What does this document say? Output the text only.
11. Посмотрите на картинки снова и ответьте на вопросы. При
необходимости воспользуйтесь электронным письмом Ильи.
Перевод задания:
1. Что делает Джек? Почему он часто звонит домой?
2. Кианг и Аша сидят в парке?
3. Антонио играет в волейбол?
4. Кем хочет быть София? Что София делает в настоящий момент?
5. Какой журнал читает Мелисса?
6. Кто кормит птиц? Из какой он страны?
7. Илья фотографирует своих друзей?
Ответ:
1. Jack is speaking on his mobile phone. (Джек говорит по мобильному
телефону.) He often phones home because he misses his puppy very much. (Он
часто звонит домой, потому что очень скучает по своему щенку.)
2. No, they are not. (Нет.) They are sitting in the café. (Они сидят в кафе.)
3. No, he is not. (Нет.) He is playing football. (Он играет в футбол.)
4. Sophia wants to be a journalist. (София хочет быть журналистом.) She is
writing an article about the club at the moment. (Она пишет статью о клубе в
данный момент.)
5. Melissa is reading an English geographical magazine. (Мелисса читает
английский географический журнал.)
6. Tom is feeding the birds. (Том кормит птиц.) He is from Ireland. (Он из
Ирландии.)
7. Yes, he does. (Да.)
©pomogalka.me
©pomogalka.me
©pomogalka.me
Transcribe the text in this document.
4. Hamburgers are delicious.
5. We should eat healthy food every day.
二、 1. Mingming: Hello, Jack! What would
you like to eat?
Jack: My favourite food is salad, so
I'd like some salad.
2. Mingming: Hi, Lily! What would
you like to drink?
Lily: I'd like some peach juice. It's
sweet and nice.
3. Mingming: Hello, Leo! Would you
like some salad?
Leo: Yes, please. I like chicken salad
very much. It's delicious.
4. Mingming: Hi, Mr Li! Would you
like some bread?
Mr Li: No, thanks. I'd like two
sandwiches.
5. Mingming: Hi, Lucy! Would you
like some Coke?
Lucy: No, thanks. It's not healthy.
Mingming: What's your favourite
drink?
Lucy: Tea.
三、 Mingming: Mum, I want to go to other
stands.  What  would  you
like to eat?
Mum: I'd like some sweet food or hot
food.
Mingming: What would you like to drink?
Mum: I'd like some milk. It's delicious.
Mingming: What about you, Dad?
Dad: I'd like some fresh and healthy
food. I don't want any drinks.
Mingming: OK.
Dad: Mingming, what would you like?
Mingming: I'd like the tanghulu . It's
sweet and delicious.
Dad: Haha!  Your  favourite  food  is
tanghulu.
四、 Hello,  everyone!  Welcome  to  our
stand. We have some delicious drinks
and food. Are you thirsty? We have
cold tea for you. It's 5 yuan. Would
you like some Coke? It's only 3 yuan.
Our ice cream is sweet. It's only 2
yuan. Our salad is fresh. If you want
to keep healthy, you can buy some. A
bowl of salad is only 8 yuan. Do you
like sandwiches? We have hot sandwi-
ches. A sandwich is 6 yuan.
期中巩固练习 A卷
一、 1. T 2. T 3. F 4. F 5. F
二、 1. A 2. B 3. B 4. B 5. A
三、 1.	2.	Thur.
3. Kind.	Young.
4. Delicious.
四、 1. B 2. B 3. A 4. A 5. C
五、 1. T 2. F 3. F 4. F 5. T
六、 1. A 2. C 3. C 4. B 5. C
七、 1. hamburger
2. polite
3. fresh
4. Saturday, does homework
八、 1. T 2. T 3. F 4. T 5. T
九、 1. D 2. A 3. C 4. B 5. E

§

## What to do
Copy each line of the listing that holds the word "fresh".

## Answer to the exercise
Dad: I'd like some fresh and healthy
yuan. Our salad is fresh. If you want
3. fresh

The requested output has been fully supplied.